§ AIM OF THE EXERCISE
Everything in the listing except the pictures should be written out exactly.

======== DATASET RECORDS ========

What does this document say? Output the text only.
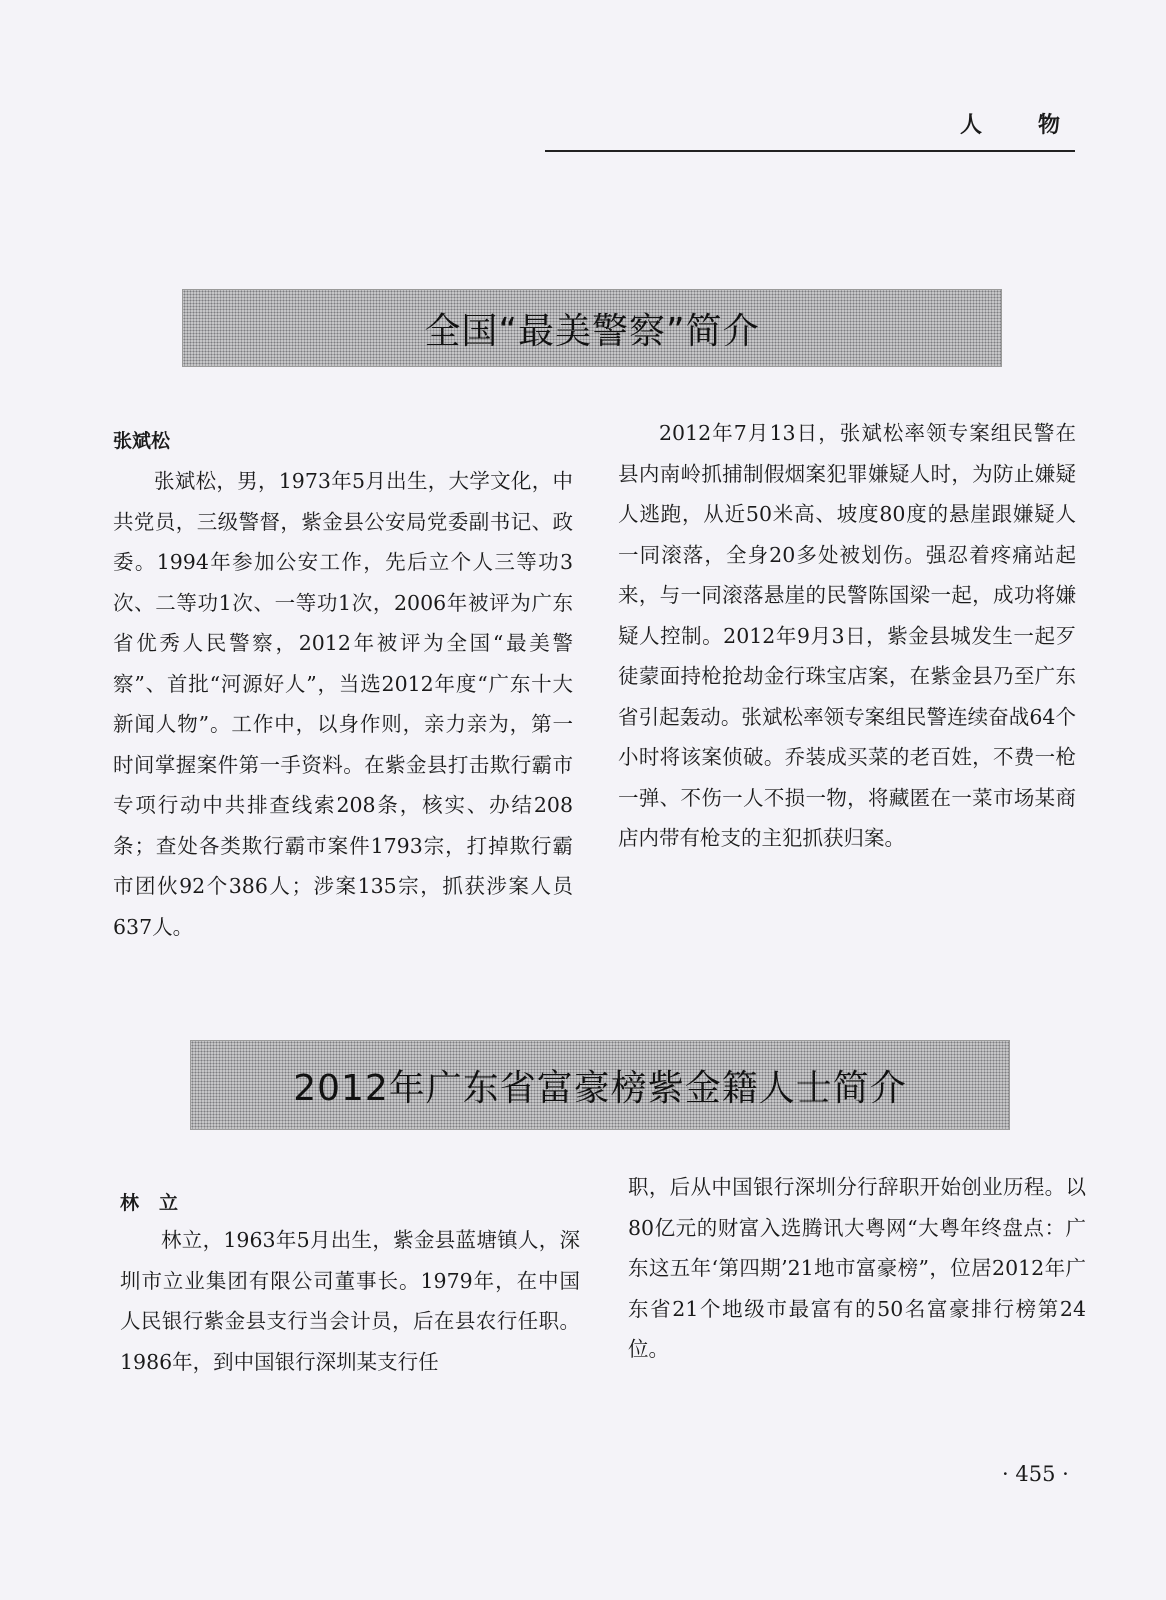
人	物
全国“最美警察”简介
张斌松

张斌松，男，1973年5月出生，大学文化，中共党员，三级警督，紫金县公安局党委副书记、政委。1994年参加公安工作，先后立个人三等功3次、二等功1次、一等功1次，2006年被评为广东省优秀人民警察，2012年被评为全国“最美警察”、首批“河源好人”，当选2012年度“广东十大新闻人物”。工作中，以身作则，亲力亲为，第一时间掌握案件第一手资料。在紫金县打击欺行霸市专项行动中共排查线索208条，核实、办结208条；查处各类欺行霸市案件1793宗，打掉欺行霸市团伙92个386人；涉案135宗，抓获涉案人员637人。

2012年7月13日，张斌松率领专案组民警在县内南岭抓捕制假烟案犯罪嫌疑人时，为防止嫌疑人逃跑，从近50米高、坡度80度的悬崖跟嫌疑人一同滚落，全身20多处被划伤。强忍着疼痛站起来，与一同滚落悬崖的民警陈国梁一起，成功将嫌疑人控制。2012年9月3日，紫金县城发生一起歹徒蒙面持枪抢劫金行珠宝店案，在紫金县乃至广东省引起轰动。张斌松率领专案组民警连续奋战64个小时将该案侦破。乔装成买菜的老百姓，不费一枪一弹、不伤一人不损一物，将藏匿在一菜市场某商店内带有枪支的主犯抓获归案。

2012年广东省富豪榜紫金籍人士简介
林立

林立，1963年5月出生，紫金县蓝塘镇人，深圳市立业集团有限公司董事长。1979年，在中国人民银行紫金县支行当会计员，后在县农行任职。1986年，到中国银行深圳某支行任

职，后从中国银行深圳分行辞职开始创业历程。以80亿元的财富入选腾讯大粤网“大粤年终盘点：广东这五年‘第四期’21地市富豪榜”，位居2012年广东省21个地级市最富有的50名富豪排行榜第24位。

· 455 ·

========

§ EXERCISE RESPONSE
What does this document say? Output the text only.
人	物
全国“最美警察”简介
张斌松

张斌松，男，1973年5月出生，大学文化，中共党员，三级警督，紫金县公安局党委副书记、政委。1994年参加公安工作，先后立个人三等功3次、二等功1次、一等功1次，2006年被评为广东省优秀人民警察，2012年被评为全国“最美警察”、首批“河源好人”，当选2012年度“广东十大新闻人物”。工作中，以身作则，亲力亲为，第一时间掌握案件第一手资料。在紫金县打击欺行霸市专项行动中共排查线索208条，核实、办结208条；查处各类欺行霸市案件1793宗，打掉欺行霸市团伙92个386人；涉案135宗，抓获涉案人员637人。

2012年7月13日，张斌松率领专案组民警在县内南岭抓捕制假烟案犯罪嫌疑人时，为防止嫌疑人逃跑，从近50米高、坡度80度的悬崖跟嫌疑人一同滚落，全身20多处被划伤。强忍着疼痛站起来，与一同滚落悬崖的民警陈国梁一起，成功将嫌疑人控制。2012年9月3日，紫金县城发生一起歹徒蒙面持枪抢劫金行珠宝店案，在紫金县乃至广东省引起轰动。张斌松率领专案组民警连续奋战64个小时将该案侦破。乔装成买菜的老百姓，不费一枪一弹、不伤一人不损一物，将藏匿在一菜市场某商店内带有枪支的主犯抓获归案。

2012年广东省富豪榜紫金籍人士简介
林立

林立，1963年5月出生，紫金县蓝塘镇人，深圳市立业集团有限公司董事长。1979年，在中国人民银行紫金县支行当会计员，后在县农行任职。1986年，到中国银行深圳某支行任

职，后从中国银行深圳分行辞职开始创业历程。以80亿元的财富入选腾讯大粤网“大粤年终盘点：广东这五年‘第四期’21地市富豪榜”，位居2012年广东省21个地级市最富有的50名富豪排行榜第24位。

· 455 ·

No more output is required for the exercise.